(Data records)
________________________________________

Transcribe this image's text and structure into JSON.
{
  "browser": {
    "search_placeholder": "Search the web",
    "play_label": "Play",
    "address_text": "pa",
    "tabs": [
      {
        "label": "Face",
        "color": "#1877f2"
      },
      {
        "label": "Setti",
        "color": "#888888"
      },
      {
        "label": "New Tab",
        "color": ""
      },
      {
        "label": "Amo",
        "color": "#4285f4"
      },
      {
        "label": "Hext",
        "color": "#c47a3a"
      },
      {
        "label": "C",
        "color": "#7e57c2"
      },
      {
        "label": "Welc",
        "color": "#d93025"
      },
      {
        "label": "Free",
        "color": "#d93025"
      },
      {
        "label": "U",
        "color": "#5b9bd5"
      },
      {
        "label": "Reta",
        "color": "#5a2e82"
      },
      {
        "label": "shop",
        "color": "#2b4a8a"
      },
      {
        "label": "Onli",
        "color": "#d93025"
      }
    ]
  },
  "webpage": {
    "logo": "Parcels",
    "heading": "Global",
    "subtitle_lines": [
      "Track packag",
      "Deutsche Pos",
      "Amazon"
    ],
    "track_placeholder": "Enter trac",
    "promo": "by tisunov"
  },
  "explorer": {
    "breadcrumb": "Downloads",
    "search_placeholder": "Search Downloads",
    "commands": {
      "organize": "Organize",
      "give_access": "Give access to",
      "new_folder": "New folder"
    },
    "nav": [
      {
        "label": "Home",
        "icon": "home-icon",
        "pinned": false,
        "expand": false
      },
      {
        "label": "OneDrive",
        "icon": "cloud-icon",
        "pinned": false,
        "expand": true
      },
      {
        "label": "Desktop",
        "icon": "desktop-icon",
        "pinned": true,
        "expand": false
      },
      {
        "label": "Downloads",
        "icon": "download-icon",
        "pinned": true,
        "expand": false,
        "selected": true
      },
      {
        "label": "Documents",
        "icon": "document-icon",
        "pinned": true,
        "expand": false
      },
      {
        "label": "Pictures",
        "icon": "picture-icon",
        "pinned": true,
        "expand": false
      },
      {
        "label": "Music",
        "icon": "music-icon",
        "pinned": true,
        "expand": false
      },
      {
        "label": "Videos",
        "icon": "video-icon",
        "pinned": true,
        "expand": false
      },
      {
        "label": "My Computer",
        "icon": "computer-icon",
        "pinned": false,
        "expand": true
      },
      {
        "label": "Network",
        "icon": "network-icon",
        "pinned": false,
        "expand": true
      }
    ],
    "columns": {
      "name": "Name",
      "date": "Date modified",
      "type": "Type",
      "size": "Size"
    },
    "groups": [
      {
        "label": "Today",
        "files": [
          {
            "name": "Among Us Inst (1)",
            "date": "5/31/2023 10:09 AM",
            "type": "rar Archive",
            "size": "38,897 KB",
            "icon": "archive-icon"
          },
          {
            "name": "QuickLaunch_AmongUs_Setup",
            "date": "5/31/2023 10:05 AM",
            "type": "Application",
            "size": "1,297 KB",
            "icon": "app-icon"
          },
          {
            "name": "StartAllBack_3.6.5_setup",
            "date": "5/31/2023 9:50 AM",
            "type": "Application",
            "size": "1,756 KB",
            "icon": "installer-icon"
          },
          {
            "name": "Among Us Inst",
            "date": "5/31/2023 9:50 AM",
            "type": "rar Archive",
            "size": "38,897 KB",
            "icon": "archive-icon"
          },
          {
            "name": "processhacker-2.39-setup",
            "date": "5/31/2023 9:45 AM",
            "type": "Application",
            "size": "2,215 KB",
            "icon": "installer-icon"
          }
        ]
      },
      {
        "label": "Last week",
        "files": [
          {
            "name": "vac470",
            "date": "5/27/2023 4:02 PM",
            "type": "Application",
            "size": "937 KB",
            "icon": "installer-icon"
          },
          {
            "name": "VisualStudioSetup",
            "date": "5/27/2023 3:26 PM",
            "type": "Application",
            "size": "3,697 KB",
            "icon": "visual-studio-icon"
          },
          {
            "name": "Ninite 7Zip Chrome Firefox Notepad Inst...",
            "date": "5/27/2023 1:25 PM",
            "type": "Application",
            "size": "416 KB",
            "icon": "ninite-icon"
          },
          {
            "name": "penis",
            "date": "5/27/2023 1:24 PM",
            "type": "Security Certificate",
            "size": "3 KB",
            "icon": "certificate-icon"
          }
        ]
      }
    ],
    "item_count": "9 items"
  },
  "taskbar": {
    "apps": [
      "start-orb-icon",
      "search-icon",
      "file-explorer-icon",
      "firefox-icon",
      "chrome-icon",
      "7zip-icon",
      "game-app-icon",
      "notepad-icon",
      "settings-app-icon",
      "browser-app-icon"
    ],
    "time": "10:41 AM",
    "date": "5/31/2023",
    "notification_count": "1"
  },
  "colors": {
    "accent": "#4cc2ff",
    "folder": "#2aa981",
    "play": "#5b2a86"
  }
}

________________________________________

▶ _REQUIREMENTS_
Show all lines from the listing above in which "folder" appears.

▶ _WRITTEN RESPONSE_
      "new_folder": "New folder"
    "folder": "#2aa981",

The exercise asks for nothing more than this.